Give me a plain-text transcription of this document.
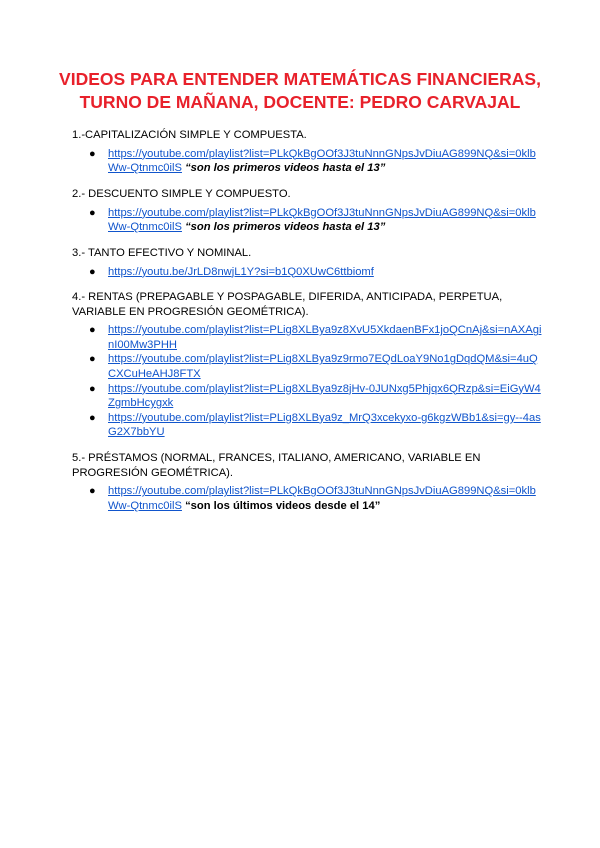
VIDEOS PARA ENTENDER MATEMÁTICAS FINANCIERAS,
TURNO DE MAÑANA, DOCENTE: PEDRO CARVAJAL

1.-CAPITALIZACIÓN SIMPLE Y COMPUESTA.

● https://youtube.com/playlist?list=PLkQkBgOOf3J3tuNnnGNpsJvDiuAG899NQ&si=0klbWw-Qtnmc0ilS “son los primeros videos hasta el 13”

2.- DESCUENTO SIMPLE Y COMPUESTO.

● https://youtube.com/playlist?list=PLkQkBgOOf3J3tuNnnGNpsJvDiuAG899NQ&si=0klbWw-Qtnmc0ilS “son los primeros videos hasta el 13”

3.- TANTO EFECTIVO Y NOMINAL.

● https://youtu.be/JrLD8nwjL1Y?si=b1Q0XUwC6ttbiomf

4.- RENTAS (PREPAGABLE Y POSPAGABLE, DIFERIDA, ANTICIPADA, PERPETUA, VARIABLE EN PROGRESIÓN GEOMÉTRICA).

● https://youtube.com/playlist?list=PLig8XLBya9z8XvU5XkdaenBFx1joQCnAj&si=nAXAginI00Mw3PHH
● https://youtube.com/playlist?list=PLig8XLBya9z9rmo7EQdLoaY9No1gDqdQM&si=4uQCXCuHeAHJ8FTX
● https://youtube.com/playlist?list=PLig8XLBya9z8jHv-0JUNxg5Phjqx6QRzp&si=EiGyW4ZgmbHcygxk
● https://youtube.com/playlist?list=PLig8XLBya9z_MrQ3xcekyxo-g6kgzWBb1&si=gy--4asG2X7bbYU

5.- PRÉSTAMOS (NORMAL, FRANCES, ITALIANO, AMERICANO, VARIABLE EN PROGRESIÓN GEOMÉTRICA).

● https://youtube.com/playlist?list=PLkQkBgOOf3J3tuNnnGNpsJvDiuAG899NQ&si=0klbWw-Qtnmc0ilS “son los últimos videos desde el 14”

★ ★ ★

*TASK TO COMPLETE*. Copy out every line from the records that has the word "GEOMÉTRICA".

*SOLUTION*.
4.- RENTAS (PREPAGABLE Y POSPAGABLE, DIFERIDA, ANTICIPADA, PERPETUA, VARIABLE EN PROGRESIÓN GEOMÉTRICA).
5.- PRÉSTAMOS (NORMAL, FRANCES, ITALIANO, AMERICANO, VARIABLE EN PROGRESIÓN GEOMÉTRICA).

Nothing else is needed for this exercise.